• [Instruction]
Take each line containing the word "this" and copy it.

/---

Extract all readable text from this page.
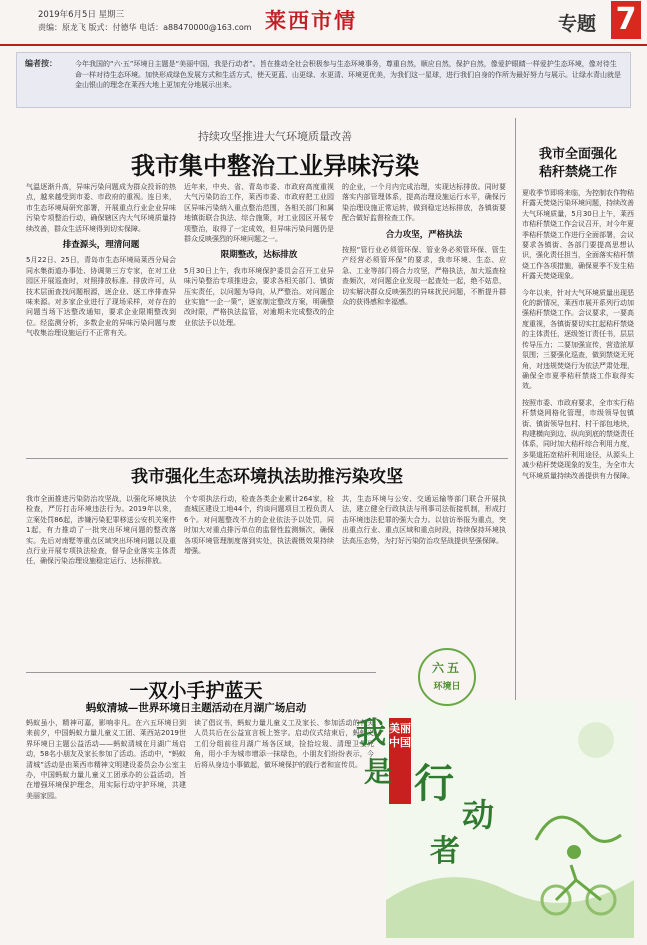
2019年6月5日 星期三
责编：原龙飞 版式：付德华 电话：a88470000@163.com 莱西市情	专题 7
编者按：	今年我国的“六·五”环境日主题是“美丽中国，我是行动者”。旨在推动全社会积极参与生态环境事务，尊重自然，顺应自然，保护自然，像爱护眼睛一样爱护生态环境，像对待生命一样对待生态环境。加快形成绿色发展方式和生活方式，使天更蓝、山更绿、水更清、环境更优美，为我们这一星球，进行我们自身的作所为最好努力与展示。让绿水青山就是金山银山的理念在莱西大地上更加充分地展示出来。
持续攻坚推进大气环境质量改善
我市集中整治工业异味污染
气温逐渐升高，异味污染问题成为群众投诉的热点，越来越受到市委、市政府的重视。连日来，市生态环境局研究部署，开展重点行业企业异味污染专项整治行动，确保辖区内大气环境质量持续改善，群众生活环境得到切实保障。
排查源头，理清问题
5月22日、25日，青岛市生态环境局莱西分局会同水集街道办事处、协调第三方专家，在对工业园区开展巡查时，对照排放标准、排放许可，从技术层面查找问题根源，逐企业、逐工序排查异味来源。对多家企业进行了现场采样，对存在的问题当场下达整改通知，要求企业限期整改到位。经监测分析，多数企业的异味污染问题与废气收集治理设施运行不正常有关。
近年来，中央、省、青岛市委、市政府高度重视大气污染防治工作，莱西市委、市政府把工业园区异味污染纳入重点整治范围，各相关部门和属地镇街联合执法、综合施策，对工业园区开展专项整治，取得了一定成效，但异味污染问题仍是群众反映强烈的环境问题之一。
限期整改，达标排放
5月30日上午，我市环境保护委员会召开工业异味污染整治专项推进会，要求各相关部门、镇街压实责任，以问题为导向，从严整治。对问题企业实施“一企一策”，逐家制定整改方案，明确整改时限，严格执法监管，对逾期未完成整改的企业依法予以处理。
的企业，一个月内完成治理，实现达标排放。同时要落实内部管理体系，提高治理设施运行水平，确保污染治理设施正常运转，做到稳定达标排放，各镇街要配合做好监督检查工作。
合力攻坚，严格执法
按照“管行业必须管环保、管业务必须管环保、管生产经营必须管环保”的要求，我市环境、生态、应急、工业等部门将合力攻坚，严格执法，加大巡查检查频次，对问题企业发现一起查处一起，绝不姑息，切实解决群众反映强烈的异味扰民问题，不断提升群众的获得感和幸福感。
我市全面强化
秸秆禁烧工作
夏收季节即将来临，为控制农作物秸秆露天焚烧污染环境问题，持续改善大气环境质量，5月30日上午，莱西市秸秆禁烧工作会议召开，对今年夏季秸秆禁烧工作进行全面部署，会议要求各镇街、各部门要提高思想认识，强化责任担当，全面落实秸秆禁烧工作各项措施，确保夏季不发生秸秆露天焚烧现象。
今年以来，针对大气环境质量出现恶化的新情况，莱西市展开系列行动加强秸秆禁烧工作。会议要求，一要高度重视，各镇街要切实扛起秸秆禁烧的主体责任，逐级签订责任书，层层传导压力；二要加强宣传，营造浓厚氛围；三要强化巡查，做到禁烧无死角，对违规焚烧行为依法严肃处理，确保全市夏季秸秆禁烧工作取得实效。
按照市委、市政府要求，全市实行秸秆禁烧网格化管理，市级领导包镇街、镇街领导包村、村干部包地块，构建横向到边、纵向到底的禁烧责任体系，同时加大秸秆综合利用力度，多渠道拓宽秸秆利用途径，从源头上减少秸秆焚烧现象的发生，为全市大气环境质量持续改善提供有力保障。
我市强化生态环境执法助推污染攻坚
我市全面推进污染防治攻坚战，以强化环境执法检查，严厉打击环境违法行为。2019年以来，立案处罚86起，涉嫌污染犯罪移送公安机关案件1起，有力推动了一批突出环境问题的整改落实。先后对南墅等重点区域突出环境问题以及重点行业开展专项执法检查，督导企业落实主体责任，确保污染治理设施稳定运行、达标排放。
个专项执法行动，检查各类企业累计264家，检查城区建设工地44个，约谈问题项目工程负责人6个。对问题整改不力的企业依法予以处罚，同时加大对重点排污单位的监督性监测频次，确保各项环境管理制度落到实处，执法震慑效果持续增强。
共，生态环境与公安、交通运输等部门联合开展执法，建立健全行政执法与刑事司法衔接机制，形成打击环境违法犯罪的强大合力。以信访举报为重点，突出重点行业、重点区域和重点时段，持续保持环境执法高压态势，为打好污染防治攻坚战提供坚强保障。
一双小手护蓝天
蚂蚁清城—世界环境日主题活动在月湖广场启动
蚂蚁虽小，精神可嘉，影响非凡。在六五环境日到来前夕，中国蚂蚁力量儿童义工团、莱西站2019世界环境日主题公益活动——蚂蚁清城在月湖广场启动，58名小朋友及家长参加了活动。活动中，“蚂蚁清城”活动是由莱西市精神文明建设委员会办公室主办，中国蚂蚁力量儿童义工团承办的公益活动，旨在增强环境保护理念，用实际行动守护环境，共建美丽家园。
读了倡议书，蚂蚁力量儿童义工及家长、参加活动的有关人员共后在公益宣言板上签字。启动仪式结束后，蚂蚁义工们分组前往月湖广场各区域，捡拾垃圾、清理卫生死角，用小手为城市增添一抹绿色，小朋友们纷纷表示，今后将从身边小事做起，做环境保护的践行者和宣传员。
六五
环境日
美丽中国
我
是 行
动
者
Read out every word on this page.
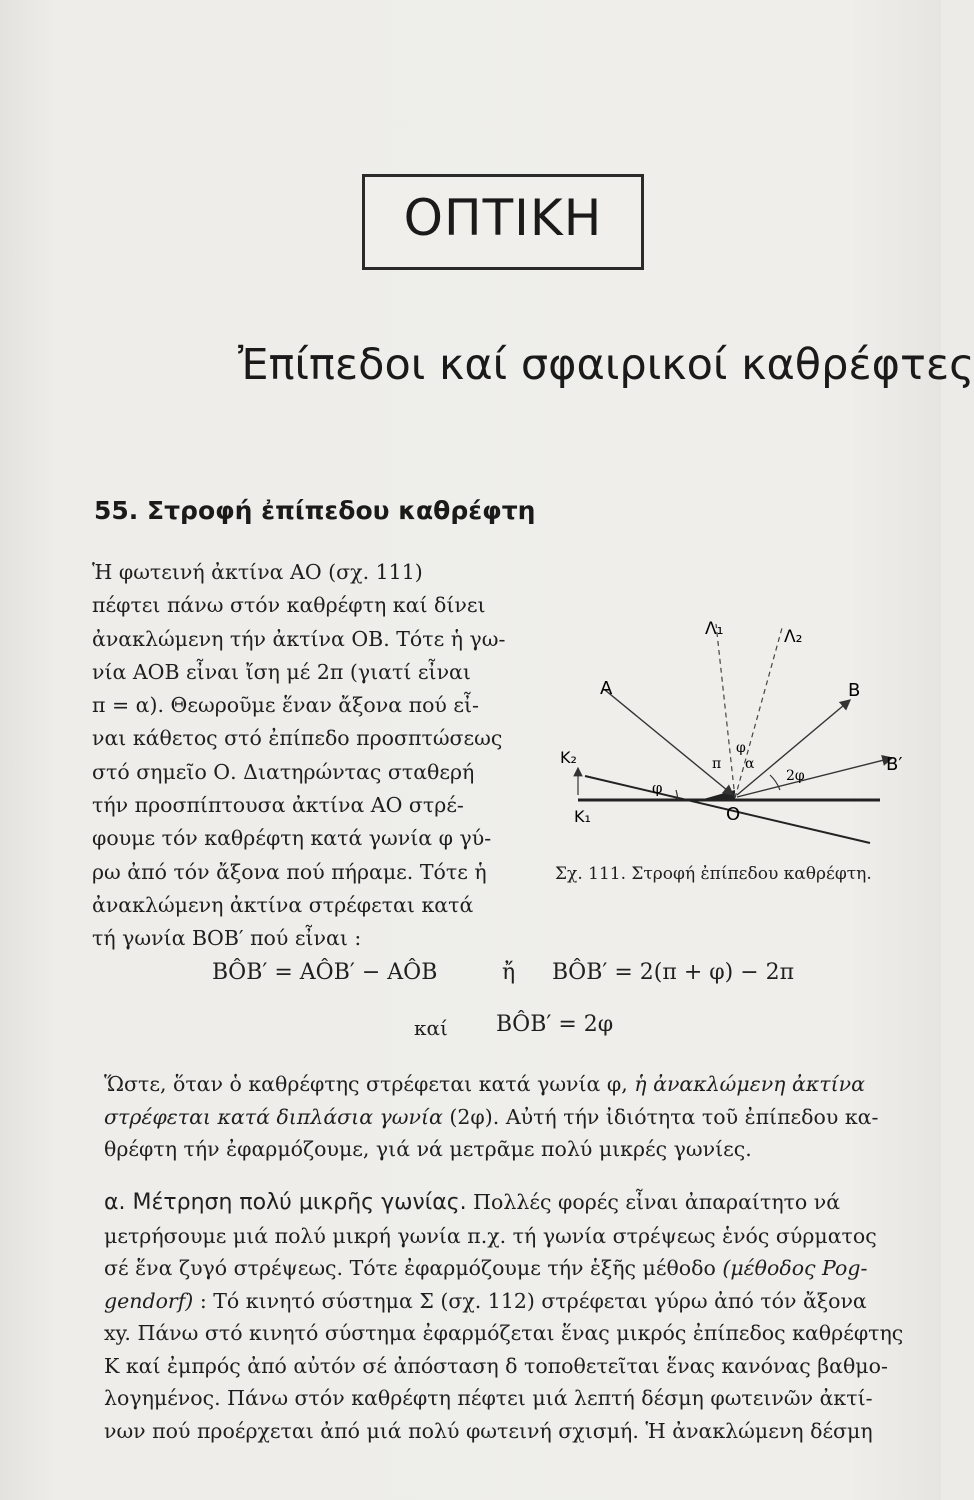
ΟΠΤΙΚΗ
Ἐπίπεδοι καί σφαιρικοί καθρέφτες
55. Στροφή ἐπίπεδου καθρέφτη

Ἡ φωτεινή ἀκτίνα ΑΟ (σχ. 111)

πέφτει πάνω στόν καθρέφτη καί δίνει

ἀνακλώμενη τήν ἀκτίνα ΟΒ. Τότε ἡ γω-

νία ΑΟΒ εἶναι ἴση μέ 2π (γιατί εἶναι

π = α). Θεωροῦμε ἕναν ἄξονα πού εἶ-

ναι κάθετος στό ἐπίπεδο προσπτώσεως

στό σημεῖο Ο. Διατηρώντας σταθερή

τήν προσπίπτουσα ἀκτίνα ΑΟ στρέ-

φουμε τόν καθρέφτη κατά γωνία φ γύ-

ρω ἀπό τόν ἄξονα πού πήραμε. Τότε ἡ

ἀνακλώμενη ἀκτίνα στρέφεται κατά

τή γωνία ΒΟΒ′ πού εἶναι :

Λ₁	Λ₂
Α	Β
Β′
Κ₂
Κ₁	Ο
φ
φ
π α
2φ
Σχ. 111. Στροφή ἐπίπεδου καθρέφτη.
ΒÔΒ′ = ΑÔΒ′ − ΑÔΒ	ἤ ΒÔΒ′ = 2(π + φ) − 2π
καί ΒÔΒ′ = 2φ

Ὥστε, ὅταν ὁ καθρέφτης στρέφεται κατά γωνία φ, ἡ ἀνακλώμενη ἀκτίνα

στρέφεται κατά διπλάσια γωνία (2φ). Αὐτή τήν ἰδιότητα τοῦ ἐπίπεδου κα-

θρέφτη τήν ἐφαρμόζουμε, γιά νά μετρᾶμε πολύ μικρές γωνίες.

α. Μέτρηση πολύ μικρῆς γωνίας. Πολλές φορές εἶναι ἀπαραίτητο νά

μετρήσουμε μιά πολύ μικρή γωνία π.χ. τή γωνία στρέψεως ἑνός σύρματος

σέ ἕνα ζυγό στρέψεως. Τότε ἐφαρμόζουμε τήν ἑξῆς μέθοδο (μέθοδος Pog-

gendorf) : Τό κινητό σύστημα Σ (σχ. 112) στρέφεται γύρω ἀπό τόν ἄξονα

xy. Πάνω στό κινητό σύστημα ἐφαρμόζεται ἕνας μικρός ἐπίπεδος καθρέφτης

Κ καί ἐμπρός ἀπό αὐτόν σέ ἀπόσταση δ τοποθετεῖται ἕνας κανόνας βαθμο-

λογημένος. Πάνω στόν καθρέφτη πέφτει μιά λεπτή δέσμη φωτεινῶν ἀκτί-

νων πού προέρχεται ἀπό μιά πολύ φωτεινή σχισμή. Ἡ ἀνακλώμενη δέσμη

\---

• [Full solution]
Extract all readable text from this page.
Read out every word on this page.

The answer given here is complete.